---------- THE RECORDS

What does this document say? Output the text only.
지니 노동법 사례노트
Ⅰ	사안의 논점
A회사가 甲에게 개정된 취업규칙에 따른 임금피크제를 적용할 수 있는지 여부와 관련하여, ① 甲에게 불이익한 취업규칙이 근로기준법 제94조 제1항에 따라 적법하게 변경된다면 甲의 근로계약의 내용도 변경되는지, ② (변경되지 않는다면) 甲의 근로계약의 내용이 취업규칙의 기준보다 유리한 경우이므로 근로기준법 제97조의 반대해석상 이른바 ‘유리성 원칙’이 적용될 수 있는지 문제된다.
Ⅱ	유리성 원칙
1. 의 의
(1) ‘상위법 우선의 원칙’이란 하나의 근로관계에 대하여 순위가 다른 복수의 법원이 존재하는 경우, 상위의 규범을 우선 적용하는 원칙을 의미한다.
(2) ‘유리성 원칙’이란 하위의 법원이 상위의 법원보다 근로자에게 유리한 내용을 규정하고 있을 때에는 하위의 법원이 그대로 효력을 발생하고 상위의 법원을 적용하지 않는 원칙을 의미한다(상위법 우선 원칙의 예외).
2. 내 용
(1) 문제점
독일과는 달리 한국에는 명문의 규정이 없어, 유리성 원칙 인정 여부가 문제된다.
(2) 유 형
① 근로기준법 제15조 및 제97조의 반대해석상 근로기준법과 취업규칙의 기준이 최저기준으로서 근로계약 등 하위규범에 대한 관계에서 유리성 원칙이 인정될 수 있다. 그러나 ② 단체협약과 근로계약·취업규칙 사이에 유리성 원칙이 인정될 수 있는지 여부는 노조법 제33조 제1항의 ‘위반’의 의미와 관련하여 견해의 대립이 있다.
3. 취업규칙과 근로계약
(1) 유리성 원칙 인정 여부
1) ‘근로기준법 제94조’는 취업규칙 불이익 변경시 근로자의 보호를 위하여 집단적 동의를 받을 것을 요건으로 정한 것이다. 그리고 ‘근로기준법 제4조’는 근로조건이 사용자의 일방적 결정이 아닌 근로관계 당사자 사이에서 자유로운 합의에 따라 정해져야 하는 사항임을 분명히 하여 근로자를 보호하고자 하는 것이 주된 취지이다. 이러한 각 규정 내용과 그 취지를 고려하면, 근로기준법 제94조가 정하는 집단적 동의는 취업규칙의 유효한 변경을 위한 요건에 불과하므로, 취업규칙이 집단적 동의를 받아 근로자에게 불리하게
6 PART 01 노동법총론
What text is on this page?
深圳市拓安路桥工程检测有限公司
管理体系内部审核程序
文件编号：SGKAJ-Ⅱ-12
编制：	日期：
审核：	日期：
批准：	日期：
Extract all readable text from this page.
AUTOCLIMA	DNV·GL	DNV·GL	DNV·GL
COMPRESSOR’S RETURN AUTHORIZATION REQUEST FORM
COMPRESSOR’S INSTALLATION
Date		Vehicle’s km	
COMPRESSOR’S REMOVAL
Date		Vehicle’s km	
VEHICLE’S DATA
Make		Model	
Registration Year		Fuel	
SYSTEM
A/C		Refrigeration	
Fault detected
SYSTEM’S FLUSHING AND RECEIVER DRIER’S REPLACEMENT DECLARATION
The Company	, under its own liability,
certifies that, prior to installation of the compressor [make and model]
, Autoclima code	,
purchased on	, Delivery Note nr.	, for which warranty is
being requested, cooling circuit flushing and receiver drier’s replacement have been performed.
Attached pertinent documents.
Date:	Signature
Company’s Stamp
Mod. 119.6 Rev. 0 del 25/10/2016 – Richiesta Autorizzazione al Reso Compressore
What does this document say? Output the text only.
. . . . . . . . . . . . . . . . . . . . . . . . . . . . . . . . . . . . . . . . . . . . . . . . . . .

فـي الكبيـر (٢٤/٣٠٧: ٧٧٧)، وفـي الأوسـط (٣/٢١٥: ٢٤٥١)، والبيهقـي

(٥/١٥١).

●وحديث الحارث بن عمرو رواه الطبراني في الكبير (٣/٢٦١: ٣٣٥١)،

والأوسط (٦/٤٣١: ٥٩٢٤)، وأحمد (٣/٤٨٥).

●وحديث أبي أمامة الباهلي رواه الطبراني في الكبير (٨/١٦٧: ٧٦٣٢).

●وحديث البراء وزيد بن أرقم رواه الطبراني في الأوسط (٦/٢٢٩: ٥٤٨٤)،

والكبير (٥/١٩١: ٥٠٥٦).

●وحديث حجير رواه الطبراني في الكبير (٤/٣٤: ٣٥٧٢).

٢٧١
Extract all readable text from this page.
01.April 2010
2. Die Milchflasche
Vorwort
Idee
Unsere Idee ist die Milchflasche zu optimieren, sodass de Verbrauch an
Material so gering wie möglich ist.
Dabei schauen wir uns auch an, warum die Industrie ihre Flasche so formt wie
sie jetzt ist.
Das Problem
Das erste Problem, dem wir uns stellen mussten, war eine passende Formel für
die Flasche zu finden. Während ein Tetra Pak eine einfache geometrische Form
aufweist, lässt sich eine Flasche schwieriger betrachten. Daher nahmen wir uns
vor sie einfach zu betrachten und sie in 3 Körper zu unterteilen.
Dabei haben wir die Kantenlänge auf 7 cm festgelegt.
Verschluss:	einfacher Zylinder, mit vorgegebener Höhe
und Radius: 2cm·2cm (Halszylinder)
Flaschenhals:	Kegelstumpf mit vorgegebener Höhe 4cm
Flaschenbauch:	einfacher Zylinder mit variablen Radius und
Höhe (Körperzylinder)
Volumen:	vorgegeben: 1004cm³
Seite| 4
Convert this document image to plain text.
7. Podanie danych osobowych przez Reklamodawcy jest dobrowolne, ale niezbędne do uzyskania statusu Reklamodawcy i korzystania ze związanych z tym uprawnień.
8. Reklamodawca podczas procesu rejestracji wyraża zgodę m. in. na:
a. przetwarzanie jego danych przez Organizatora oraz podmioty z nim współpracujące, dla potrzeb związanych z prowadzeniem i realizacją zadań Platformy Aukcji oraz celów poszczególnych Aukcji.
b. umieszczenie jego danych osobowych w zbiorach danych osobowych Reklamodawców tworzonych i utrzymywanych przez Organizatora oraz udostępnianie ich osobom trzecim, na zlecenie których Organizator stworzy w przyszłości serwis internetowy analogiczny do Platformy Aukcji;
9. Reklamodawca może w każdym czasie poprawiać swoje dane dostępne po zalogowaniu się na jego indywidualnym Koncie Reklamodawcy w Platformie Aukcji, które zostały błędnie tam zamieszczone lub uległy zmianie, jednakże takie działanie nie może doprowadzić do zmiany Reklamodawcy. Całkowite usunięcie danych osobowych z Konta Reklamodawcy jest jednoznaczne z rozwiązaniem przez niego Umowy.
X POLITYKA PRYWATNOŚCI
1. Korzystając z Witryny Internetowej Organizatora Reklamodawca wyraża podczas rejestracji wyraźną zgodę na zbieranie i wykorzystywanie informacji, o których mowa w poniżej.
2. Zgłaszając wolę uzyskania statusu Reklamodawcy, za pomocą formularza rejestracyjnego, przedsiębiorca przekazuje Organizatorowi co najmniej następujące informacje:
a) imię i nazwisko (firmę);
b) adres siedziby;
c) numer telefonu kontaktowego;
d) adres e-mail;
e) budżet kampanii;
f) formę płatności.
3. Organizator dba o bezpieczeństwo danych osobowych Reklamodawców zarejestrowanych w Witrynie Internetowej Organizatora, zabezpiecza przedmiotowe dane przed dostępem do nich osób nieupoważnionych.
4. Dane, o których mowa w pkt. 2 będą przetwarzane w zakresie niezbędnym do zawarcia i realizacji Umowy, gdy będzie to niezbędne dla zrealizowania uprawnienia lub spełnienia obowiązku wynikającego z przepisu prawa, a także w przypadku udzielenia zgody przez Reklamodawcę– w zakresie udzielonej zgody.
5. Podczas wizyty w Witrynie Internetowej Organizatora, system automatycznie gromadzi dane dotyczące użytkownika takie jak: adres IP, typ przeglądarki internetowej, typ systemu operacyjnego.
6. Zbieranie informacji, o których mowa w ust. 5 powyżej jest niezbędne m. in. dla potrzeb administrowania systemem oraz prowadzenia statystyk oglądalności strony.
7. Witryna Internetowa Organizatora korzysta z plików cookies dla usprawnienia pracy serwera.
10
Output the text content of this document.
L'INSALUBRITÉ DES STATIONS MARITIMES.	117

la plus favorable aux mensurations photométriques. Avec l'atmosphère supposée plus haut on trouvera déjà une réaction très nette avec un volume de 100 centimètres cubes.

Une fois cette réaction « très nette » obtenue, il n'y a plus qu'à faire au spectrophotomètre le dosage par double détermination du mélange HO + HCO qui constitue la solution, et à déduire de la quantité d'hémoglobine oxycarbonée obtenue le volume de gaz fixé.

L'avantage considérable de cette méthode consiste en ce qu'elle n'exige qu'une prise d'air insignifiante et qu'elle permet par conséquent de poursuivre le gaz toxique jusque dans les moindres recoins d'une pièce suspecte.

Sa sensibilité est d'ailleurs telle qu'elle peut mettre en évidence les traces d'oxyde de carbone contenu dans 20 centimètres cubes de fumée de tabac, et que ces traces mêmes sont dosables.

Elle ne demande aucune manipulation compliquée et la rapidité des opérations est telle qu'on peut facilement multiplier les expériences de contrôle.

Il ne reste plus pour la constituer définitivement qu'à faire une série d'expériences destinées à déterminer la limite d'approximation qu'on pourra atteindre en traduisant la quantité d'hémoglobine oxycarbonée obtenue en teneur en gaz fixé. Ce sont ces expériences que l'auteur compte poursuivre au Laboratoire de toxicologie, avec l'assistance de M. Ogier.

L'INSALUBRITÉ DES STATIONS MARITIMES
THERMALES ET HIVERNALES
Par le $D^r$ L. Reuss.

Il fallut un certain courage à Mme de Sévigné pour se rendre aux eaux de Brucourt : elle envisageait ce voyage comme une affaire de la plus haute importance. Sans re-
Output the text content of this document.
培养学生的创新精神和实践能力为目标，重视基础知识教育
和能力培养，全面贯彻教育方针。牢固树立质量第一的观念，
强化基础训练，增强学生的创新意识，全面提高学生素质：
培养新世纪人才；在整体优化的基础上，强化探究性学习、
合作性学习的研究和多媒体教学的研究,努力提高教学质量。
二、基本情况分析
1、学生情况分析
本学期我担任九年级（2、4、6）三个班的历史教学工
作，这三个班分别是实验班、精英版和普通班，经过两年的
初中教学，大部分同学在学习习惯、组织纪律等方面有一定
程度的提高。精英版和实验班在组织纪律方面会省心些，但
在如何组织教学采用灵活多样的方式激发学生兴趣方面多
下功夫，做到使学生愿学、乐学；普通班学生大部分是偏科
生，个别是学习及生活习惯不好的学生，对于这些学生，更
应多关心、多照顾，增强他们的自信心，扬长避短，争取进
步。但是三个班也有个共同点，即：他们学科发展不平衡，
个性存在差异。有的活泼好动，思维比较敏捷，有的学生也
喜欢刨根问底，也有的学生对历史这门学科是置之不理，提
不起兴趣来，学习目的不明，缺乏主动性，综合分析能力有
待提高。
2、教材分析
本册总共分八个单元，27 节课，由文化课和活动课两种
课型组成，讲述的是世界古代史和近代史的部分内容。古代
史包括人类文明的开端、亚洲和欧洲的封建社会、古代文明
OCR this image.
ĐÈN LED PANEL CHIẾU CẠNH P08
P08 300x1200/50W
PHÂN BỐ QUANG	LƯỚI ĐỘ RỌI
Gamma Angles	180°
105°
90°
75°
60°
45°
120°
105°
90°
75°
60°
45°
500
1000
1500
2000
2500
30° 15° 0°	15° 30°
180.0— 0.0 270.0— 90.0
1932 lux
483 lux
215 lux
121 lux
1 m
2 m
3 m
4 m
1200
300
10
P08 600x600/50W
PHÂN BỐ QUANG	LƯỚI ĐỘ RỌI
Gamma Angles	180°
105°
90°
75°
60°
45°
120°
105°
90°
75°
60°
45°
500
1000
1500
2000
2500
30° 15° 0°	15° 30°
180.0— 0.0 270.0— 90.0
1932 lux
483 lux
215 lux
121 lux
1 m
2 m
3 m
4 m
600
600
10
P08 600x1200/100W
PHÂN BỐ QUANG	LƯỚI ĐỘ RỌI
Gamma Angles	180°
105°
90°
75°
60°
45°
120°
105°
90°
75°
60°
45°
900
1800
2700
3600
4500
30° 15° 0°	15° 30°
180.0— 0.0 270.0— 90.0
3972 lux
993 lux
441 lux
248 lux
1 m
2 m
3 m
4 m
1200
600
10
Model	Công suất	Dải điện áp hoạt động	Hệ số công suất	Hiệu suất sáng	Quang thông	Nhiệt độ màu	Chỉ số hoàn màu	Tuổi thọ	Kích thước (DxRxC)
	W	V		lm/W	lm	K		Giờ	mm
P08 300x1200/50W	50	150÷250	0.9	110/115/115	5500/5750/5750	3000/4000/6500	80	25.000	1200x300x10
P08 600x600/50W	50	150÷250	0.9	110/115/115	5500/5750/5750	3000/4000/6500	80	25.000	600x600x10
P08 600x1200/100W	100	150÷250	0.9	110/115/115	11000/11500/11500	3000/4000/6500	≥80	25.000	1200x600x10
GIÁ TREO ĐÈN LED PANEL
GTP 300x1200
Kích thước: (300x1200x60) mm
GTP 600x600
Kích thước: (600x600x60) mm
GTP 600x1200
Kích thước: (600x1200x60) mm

--------------------

EXERCISE PROMPT ::
Look for "الطبراني" and pull out every line that has it.

CORRECT OUTPUT ::
●وحديث الحارث بن عمرو رواه الطبراني في الكبير (٣/٢٦١: ٣٣٥١)،
●وحديث أبي أمامة الباهلي رواه الطبراني في الكبير (٨/١٦٧: ٧٦٣٢).
●وحديث البراء وزيد بن أرقم رواه الطبراني في الأوسط (٦/٢٢٩: ٥٤٨٤)،
●وحديث حجير رواه الطبراني في الكبير (٤/٣٤: ٣٥٧٢).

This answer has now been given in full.